### SOURCE PASSAGE
=== Section Start ===
= John Giddings =

English music promoter

John Giddings (born 1 May 1953 in St Albans, Hertfordshire) is an English music agent and promoter who has run the Isle of Wight Festival since its revival in 2002.

==Early career ==
Giddings graduated from Exeter University with a Philosophy & Sociology degree. He worked booking bands at the university as social secretary and later entertainment chairman.

==Solo Music Agency and Promoters==
After forming Solo, Giddings was employed as the agent responsible for David Bowie's concert at Wembley Stadium followed soon afterwards by a stadium tour with Genesis. In 1990 The Rolling Stones took on Giddings as European promoter and the likes of U2, Madonna and Celine Dion were soon added to his roster of clients.

Over the past 30 years Giddings has represented artists such as The Corrs, The Police, Lady Gaga, Westlife, Boyzone, N*E*R*D and Pharrell Williams, Simple Minds and Spandau Ballet.
=== Section End ===
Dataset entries
=== Section Start ===
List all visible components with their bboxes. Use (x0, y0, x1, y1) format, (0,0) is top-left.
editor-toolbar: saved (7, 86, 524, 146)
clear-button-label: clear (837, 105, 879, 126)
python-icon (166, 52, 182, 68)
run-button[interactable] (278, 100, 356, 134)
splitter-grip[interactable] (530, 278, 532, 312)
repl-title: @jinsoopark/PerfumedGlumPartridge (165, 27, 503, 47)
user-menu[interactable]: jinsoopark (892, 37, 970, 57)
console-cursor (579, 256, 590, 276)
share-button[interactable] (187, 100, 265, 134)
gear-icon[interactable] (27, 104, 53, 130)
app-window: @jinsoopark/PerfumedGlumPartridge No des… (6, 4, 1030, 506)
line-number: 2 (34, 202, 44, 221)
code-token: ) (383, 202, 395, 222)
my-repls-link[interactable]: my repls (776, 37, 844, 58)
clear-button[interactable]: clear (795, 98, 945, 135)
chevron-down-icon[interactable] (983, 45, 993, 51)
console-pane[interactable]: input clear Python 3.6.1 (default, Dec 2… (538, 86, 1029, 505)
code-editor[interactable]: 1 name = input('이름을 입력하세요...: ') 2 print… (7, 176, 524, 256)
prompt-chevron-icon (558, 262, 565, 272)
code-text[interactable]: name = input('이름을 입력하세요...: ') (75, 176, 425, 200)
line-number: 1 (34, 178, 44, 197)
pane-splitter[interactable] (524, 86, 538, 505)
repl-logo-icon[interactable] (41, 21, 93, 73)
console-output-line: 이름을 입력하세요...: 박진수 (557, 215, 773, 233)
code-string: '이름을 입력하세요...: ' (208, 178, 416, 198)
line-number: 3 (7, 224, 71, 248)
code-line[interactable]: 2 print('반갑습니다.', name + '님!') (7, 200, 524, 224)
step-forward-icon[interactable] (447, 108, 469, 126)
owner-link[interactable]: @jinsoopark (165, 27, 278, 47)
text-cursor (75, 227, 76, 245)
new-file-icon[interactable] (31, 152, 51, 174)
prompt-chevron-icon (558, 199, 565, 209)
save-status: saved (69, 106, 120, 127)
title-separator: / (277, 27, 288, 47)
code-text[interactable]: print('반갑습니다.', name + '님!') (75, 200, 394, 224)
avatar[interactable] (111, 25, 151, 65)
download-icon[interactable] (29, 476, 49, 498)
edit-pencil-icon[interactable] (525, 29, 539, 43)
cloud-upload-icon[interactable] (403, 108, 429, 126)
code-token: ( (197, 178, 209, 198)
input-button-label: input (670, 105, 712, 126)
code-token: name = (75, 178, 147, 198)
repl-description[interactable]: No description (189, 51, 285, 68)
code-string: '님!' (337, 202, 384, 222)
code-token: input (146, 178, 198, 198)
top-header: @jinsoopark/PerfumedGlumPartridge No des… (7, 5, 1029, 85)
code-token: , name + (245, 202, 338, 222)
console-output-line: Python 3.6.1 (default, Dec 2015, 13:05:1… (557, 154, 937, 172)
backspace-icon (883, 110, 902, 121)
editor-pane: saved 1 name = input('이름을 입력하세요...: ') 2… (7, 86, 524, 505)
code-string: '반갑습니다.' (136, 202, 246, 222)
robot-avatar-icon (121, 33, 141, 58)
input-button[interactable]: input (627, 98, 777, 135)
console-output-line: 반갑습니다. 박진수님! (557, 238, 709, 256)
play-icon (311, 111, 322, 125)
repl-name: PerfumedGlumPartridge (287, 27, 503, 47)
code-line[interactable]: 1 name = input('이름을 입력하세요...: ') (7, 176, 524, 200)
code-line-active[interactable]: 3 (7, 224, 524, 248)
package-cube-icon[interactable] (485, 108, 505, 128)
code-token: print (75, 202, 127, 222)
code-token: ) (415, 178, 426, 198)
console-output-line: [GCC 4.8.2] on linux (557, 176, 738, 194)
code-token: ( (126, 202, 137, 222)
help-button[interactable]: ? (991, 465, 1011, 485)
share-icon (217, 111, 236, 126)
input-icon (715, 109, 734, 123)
=== Section End ===
### WHAT TO WORK ON
[A] Rewrite the John Giddings text, beginning at the words "English music promoter" and stopping after "revival in 2002.", with "music agent" changed to "booking agent".
[B] In the John Giddings text, what degree did Giddings earn at Exeter University?

### YOUR WRITTEN ANSWERS
[A]
English music promoter

John Giddings (born 1 May 1953 in St Albans, Hertfordshire) is an English booking agent and promoter who has run the Isle of Wight Festival since its revival in 2002.

[B] A Philosophy & Sociology degree.